(EXERCISE GOAL)
Return each line of the records below that contains the word "longer".
[[ PROVIDED ENTRIES open ]]
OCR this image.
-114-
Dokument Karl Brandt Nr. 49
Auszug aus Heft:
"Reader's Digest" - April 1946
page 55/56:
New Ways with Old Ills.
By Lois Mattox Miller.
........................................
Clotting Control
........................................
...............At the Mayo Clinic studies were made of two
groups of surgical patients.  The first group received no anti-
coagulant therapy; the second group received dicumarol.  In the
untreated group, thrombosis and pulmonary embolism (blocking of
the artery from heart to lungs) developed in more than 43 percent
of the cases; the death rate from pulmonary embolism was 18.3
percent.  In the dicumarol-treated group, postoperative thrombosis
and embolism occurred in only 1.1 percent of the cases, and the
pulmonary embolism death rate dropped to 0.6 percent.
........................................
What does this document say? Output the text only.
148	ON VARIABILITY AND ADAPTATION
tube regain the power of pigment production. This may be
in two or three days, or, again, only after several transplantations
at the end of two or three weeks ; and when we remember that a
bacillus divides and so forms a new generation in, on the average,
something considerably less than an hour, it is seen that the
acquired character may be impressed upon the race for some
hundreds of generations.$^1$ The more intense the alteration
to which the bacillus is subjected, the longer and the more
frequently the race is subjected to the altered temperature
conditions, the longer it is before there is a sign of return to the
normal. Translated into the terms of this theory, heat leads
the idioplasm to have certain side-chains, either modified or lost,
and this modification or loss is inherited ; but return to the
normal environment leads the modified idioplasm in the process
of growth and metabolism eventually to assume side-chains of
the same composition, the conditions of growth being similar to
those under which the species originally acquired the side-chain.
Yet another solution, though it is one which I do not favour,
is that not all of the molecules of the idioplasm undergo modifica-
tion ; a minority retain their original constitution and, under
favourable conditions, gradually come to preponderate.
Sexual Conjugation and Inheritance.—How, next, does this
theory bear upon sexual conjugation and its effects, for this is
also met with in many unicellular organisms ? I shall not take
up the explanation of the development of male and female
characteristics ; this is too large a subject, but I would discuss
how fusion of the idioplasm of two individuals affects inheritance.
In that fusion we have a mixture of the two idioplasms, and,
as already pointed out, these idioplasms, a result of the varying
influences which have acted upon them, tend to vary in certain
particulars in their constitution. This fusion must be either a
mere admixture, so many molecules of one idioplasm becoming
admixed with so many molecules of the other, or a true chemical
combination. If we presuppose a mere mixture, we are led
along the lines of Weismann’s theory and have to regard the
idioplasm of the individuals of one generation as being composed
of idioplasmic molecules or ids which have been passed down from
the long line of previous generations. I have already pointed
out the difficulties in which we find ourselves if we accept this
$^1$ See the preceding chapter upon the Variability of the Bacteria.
[[ PROVIDED ENTRIES closed ]]
(ANSWER SPACE)
to which the bacillus is subjected, the longer and the more
conditions, the longer it is before there is a sign of return to the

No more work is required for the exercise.